--- Begin ---

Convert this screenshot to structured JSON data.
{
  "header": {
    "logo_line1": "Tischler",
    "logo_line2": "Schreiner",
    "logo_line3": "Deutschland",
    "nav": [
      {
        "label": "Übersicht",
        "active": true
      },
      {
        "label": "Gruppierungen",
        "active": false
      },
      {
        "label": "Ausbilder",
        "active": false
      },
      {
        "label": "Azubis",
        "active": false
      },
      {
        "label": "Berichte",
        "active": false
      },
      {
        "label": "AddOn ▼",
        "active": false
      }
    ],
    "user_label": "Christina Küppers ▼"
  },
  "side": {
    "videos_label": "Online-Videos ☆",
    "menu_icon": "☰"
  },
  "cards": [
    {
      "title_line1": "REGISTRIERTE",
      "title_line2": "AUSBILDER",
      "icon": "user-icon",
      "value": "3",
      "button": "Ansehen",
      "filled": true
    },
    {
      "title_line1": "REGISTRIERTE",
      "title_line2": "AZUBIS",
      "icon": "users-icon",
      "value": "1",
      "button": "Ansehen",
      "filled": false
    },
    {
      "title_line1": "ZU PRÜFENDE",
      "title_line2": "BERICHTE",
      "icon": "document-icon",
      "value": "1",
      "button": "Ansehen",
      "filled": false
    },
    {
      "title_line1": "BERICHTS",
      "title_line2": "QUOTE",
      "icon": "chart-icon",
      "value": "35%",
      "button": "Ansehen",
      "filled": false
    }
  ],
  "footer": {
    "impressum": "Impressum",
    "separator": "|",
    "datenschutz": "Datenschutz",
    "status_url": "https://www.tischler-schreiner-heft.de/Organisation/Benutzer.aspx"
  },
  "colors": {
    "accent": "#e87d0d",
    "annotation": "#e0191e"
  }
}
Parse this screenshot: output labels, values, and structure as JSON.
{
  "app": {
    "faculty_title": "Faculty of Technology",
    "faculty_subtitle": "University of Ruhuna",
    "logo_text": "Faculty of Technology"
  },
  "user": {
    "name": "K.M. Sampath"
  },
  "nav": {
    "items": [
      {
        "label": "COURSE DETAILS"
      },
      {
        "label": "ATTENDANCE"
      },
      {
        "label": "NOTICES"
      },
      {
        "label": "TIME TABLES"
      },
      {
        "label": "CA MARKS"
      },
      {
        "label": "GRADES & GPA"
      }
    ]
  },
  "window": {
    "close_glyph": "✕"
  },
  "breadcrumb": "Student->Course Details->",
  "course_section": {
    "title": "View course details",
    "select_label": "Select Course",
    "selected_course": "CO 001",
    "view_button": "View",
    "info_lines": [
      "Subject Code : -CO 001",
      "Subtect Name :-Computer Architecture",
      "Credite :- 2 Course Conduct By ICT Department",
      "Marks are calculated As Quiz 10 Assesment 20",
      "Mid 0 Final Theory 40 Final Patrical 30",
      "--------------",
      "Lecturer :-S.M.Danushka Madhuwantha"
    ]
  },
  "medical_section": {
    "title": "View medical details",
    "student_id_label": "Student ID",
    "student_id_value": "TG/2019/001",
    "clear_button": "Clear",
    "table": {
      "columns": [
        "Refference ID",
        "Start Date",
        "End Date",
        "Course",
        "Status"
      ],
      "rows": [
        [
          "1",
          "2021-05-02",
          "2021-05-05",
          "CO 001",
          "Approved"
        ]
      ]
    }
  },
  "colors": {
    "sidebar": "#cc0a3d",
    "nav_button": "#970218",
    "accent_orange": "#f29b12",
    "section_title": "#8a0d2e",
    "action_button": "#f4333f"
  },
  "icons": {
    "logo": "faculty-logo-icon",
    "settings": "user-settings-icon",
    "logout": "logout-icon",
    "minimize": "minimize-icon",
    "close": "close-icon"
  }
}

--- End ---

SHORT PROBLEM:
Repeat the data above exactly.

SOLUTION TO THE PROBLEM:
Convert this screenshot to structured JSON data.
{
  "header": {
    "logo_line1": "Tischler",
    "logo_line2": "Schreiner",
    "logo_line3": "Deutschland",
    "nav": [
      {
        "label": "Übersicht",
        "active": true
      },
      {
        "label": "Gruppierungen",
        "active": false
      },
      {
        "label": "Ausbilder",
        "active": false
      },
      {
        "label": "Azubis",
        "active": false
      },
      {
        "label": "Berichte",
        "active": false
      },
      {
        "label": "AddOn ▼",
        "active": false
      }
    ],
    "user_label": "Christina Küppers ▼"
  },
  "side": {
    "videos_label": "Online-Videos ☆",
    "menu_icon": "☰"
  },
  "cards": [
    {
      "title_line1": "REGISTRIERTE",
      "title_line2": "AUSBILDER",
      "icon": "user-icon",
      "value": "3",
      "button": "Ansehen",
      "filled": true
    },
    {
      "title_line1": "REGISTRIERTE",
      "title_line2": "AZUBIS",
      "icon": "users-icon",
      "value": "1",
      "button": "Ansehen",
      "filled": false
    },
    {
      "title_line1": "ZU PRÜFENDE",
      "title_line2": "BERICHTE",
      "icon": "document-icon",
      "value": "1",
      "button": "Ansehen",
      "filled": false
    },
    {
      "title_line1": "BERICHTS",
      "title_line2": "QUOTE",
      "icon": "chart-icon",
      "value": "35%",
      "button": "Ansehen",
      "filled": false
    }
  ],
  "footer": {
    "impressum": "Impressum",
    "separator": "|",
    "datenschutz": "Datenschutz",
    "status_url": "https://www.tischler-schreiner-heft.de/Organisation/Benutzer.aspx"
  },
  "colors": {
    "accent": "#e87d0d",
    "annotation": "#e0191e"
  }
}
Parse this screenshot: output labels, values, and structure as JSON.
{
  "app": {
    "faculty_title": "Faculty of Technology",
    "faculty_subtitle": "University of Ruhuna",
    "logo_text": "Faculty of Technology"
  },
  "user": {
    "name": "K.M. Sampath"
  },
  "nav": {
    "items": [
      {
        "label": "COURSE DETAILS"
      },
      {
        "label": "ATTENDANCE"
      },
      {
        "label": "NOTICES"
      },
      {
        "label": "TIME TABLES"
      },
      {
        "label": "CA MARKS"
      },
      {
        "label": "GRADES & GPA"
      }
    ]
  },
  "window": {
    "close_glyph": "✕"
  },
  "breadcrumb": "Student->Course Details->",
  "course_section": {
    "title": "View course details",
    "select_label": "Select Course",
    "selected_course": "CO 001",
    "view_button": "View",
    "info_lines": [
      "Subject Code : -CO 001",
      "Subtect Name :-Computer Architecture",
      "Credite :- 2 Course Conduct By ICT Department",
      "Marks are calculated As Quiz 10 Assesment 20",
      "Mid 0 Final Theory 40 Final Patrical 30",
      "--------------",
      "Lecturer :-S.M.Danushka Madhuwantha"
    ]
  },
  "medical_section": {
    "title": "View medical details",
    "student_id_label": "Student ID",
    "student_id_value": "TG/2019/001",
    "clear_button": "Clear",
    "table": {
      "columns": [
        "Refference ID",
        "Start Date",
        "End Date",
        "Course",
        "Status"
      ],
      "rows": [
        [
          "1",
          "2021-05-02",
          "2021-05-05",
          "CO 001",
          "Approved"
        ]
      ]
    }
  },
  "colors": {
    "sidebar": "#cc0a3d",
    "nav_button": "#970218",
    "accent_orange": "#f29b12",
    "section_title": "#8a0d2e",
    "action_button": "#f4333f"
  },
  "icons": {
    "logo": "faculty-logo-icon",
    "settings": "user-settings-icon",
    "logout": "logout-icon",
    "minimize": "minimize-icon",
    "close": "close-icon"
  }
}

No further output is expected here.